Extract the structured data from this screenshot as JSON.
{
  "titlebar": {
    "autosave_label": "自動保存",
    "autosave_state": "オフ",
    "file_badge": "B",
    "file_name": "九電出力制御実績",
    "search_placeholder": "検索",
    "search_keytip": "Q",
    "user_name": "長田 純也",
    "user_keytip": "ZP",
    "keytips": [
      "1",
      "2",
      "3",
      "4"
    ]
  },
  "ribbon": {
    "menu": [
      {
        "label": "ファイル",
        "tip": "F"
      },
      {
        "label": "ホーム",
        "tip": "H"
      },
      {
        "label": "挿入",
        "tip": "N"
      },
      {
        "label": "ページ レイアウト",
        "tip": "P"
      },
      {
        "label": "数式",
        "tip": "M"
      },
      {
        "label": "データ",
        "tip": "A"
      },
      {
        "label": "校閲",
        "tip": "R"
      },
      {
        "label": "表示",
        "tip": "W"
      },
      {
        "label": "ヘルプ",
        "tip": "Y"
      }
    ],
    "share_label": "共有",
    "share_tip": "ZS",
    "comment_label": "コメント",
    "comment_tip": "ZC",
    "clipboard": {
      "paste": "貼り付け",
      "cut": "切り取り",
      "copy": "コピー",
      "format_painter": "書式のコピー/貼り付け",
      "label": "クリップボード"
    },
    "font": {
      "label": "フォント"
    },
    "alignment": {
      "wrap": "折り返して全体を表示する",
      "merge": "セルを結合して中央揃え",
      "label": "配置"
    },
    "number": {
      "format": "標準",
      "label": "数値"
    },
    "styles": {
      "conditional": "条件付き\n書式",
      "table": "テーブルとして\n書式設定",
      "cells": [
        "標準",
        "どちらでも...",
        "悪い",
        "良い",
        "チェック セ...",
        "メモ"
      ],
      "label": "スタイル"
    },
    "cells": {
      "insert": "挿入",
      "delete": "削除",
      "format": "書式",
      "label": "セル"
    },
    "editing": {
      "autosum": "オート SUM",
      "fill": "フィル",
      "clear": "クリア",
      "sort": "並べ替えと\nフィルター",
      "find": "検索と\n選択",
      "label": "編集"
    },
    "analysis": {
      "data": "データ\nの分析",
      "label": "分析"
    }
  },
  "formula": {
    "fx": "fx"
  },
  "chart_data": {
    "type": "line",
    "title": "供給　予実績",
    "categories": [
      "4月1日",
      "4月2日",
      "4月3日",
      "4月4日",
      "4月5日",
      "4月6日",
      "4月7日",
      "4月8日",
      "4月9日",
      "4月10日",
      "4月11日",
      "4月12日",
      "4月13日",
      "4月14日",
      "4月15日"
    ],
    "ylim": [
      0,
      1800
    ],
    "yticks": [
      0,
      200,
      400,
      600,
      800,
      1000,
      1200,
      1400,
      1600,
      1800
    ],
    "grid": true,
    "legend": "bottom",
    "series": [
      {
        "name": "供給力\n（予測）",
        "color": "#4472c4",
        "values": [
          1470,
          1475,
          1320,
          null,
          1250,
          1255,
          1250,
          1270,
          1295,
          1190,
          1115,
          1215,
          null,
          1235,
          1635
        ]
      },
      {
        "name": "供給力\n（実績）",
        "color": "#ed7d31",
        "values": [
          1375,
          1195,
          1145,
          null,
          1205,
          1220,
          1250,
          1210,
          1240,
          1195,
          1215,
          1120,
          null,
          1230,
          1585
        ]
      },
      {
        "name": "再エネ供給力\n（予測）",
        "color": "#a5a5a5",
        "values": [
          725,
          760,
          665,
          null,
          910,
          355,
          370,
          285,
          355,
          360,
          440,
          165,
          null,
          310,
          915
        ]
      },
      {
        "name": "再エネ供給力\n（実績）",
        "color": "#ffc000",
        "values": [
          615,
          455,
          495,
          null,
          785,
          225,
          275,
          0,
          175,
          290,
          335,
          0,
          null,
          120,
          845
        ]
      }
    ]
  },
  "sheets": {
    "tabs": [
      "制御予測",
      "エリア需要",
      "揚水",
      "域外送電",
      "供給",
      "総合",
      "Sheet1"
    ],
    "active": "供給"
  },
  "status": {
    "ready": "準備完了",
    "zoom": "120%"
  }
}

■ ■ ■ ■ ■

• Task prompt: Repeat the whole listing exactly, keeping every line intact.

• Correct result:
Extract the structured data from this screenshot as JSON.
{
  "titlebar": {
    "autosave_label": "自動保存",
    "autosave_state": "オフ",
    "file_badge": "B",
    "file_name": "九電出力制御実績",
    "search_placeholder": "検索",
    "search_keytip": "Q",
    "user_name": "長田 純也",
    "user_keytip": "ZP",
    "keytips": [
      "1",
      "2",
      "3",
      "4"
    ]
  },
  "ribbon": {
    "menu": [
      {
        "label": "ファイル",
        "tip": "F"
      },
      {
        "label": "ホーム",
        "tip": "H"
      },
      {
        "label": "挿入",
        "tip": "N"
      },
      {
        "label": "ページ レイアウト",
        "tip": "P"
      },
      {
        "label": "数式",
        "tip": "M"
      },
      {
        "label": "データ",
        "tip": "A"
      },
      {
        "label": "校閲",
        "tip": "R"
      },
      {
        "label": "表示",
        "tip": "W"
      },
      {
        "label": "ヘルプ",
        "tip": "Y"
      }
    ],
    "share_label": "共有",
    "share_tip": "ZS",
    "comment_label": "コメント",
    "comment_tip": "ZC",
    "clipboard": {
      "paste": "貼り付け",
      "cut": "切り取り",
      "copy": "コピー",
      "format_painter": "書式のコピー/貼り付け",
      "label": "クリップボード"
    },
    "font": {
      "label": "フォント"
    },
    "alignment": {
      "wrap": "折り返して全体を表示する",
      "merge": "セルを結合して中央揃え",
      "label": "配置"
    },
    "number": {
      "format": "標準",
      "label": "数値"
    },
    "styles": {
      "conditional": "条件付き\n書式",
      "table": "テーブルとして\n書式設定",
      "cells": [
        "標準",
        "どちらでも...",
        "悪い",
        "良い",
        "チェック セ...",
        "メモ"
      ],
      "label": "スタイル"
    },
    "cells": {
      "insert": "挿入",
      "delete": "削除",
      "format": "書式",
      "label": "セル"
    },
    "editing": {
      "autosum": "オート SUM",
      "fill": "フィル",
      "clear": "クリア",
      "sort": "並べ替えと\nフィルター",
      "find": "検索と\n選択",
      "label": "編集"
    },
    "analysis": {
      "data": "データ\nの分析",
      "label": "分析"
    }
  },
  "formula": {
    "fx": "fx"
  },
  "chart_data": {
    "type": "line",
    "title": "供給　予実績",
    "categories": [
      "4月1日",
      "4月2日",
      "4月3日",
      "4月4日",
      "4月5日",
      "4月6日",
      "4月7日",
      "4月8日",
      "4月9日",
      "4月10日",
      "4月11日",
      "4月12日",
      "4月13日",
      "4月14日",
      "4月15日"
    ],
    "ylim": [
      0,
      1800
    ],
    "yticks": [
      0,
      200,
      400,
      600,
      800,
      1000,
      1200,
      1400,
      1600,
      1800
    ],
    "grid": true,
    "legend": "bottom",
    "series": [
      {
        "name": "供給力\n（予測）",
        "color": "#4472c4",
        "values": [
          1470,
          1475,
          1320,
          null,
          1250,
          1255,
          1250,
          1270,
          1295,
          1190,
          1115,
          1215,
          null,
          1235,
          1635
        ]
      },
      {
        "name": "供給力\n（実績）",
        "color": "#ed7d31",
        "values": [
          1375,
          1195,
          1145,
          null,
          1205,
          1220,
          1250,
          1210,
          1240,
          1195,
          1215,
          1120,
          null,
          1230,
          1585
        ]
      },
      {
        "name": "再エネ供給力\n（予測）",
        "color": "#a5a5a5",
        "values": [
          725,
          760,
          665,
          null,
          910,
          355,
          370,
          285,
          355,
          360,
          440,
          165,
          null,
          310,
          915
        ]
      },
      {
        "name": "再エネ供給力\n（実績）",
        "color": "#ffc000",
        "values": [
          615,
          455,
          495,
          null,
          785,
          225,
          275,
          0,
          175,
          290,
          335,
          0,
          null,
          120,
          845
        ]
      }
    ]
  },
  "sheets": {
    "tabs": [
      "制御予測",
      "エリア需要",
      "揚水",
      "域外送電",
      "供給",
      "総合",
      "Sheet1"
    ],
    "active": "供給"
  },
  "status": {
    "ready": "準備完了",
    "zoom": "120%"
  }
}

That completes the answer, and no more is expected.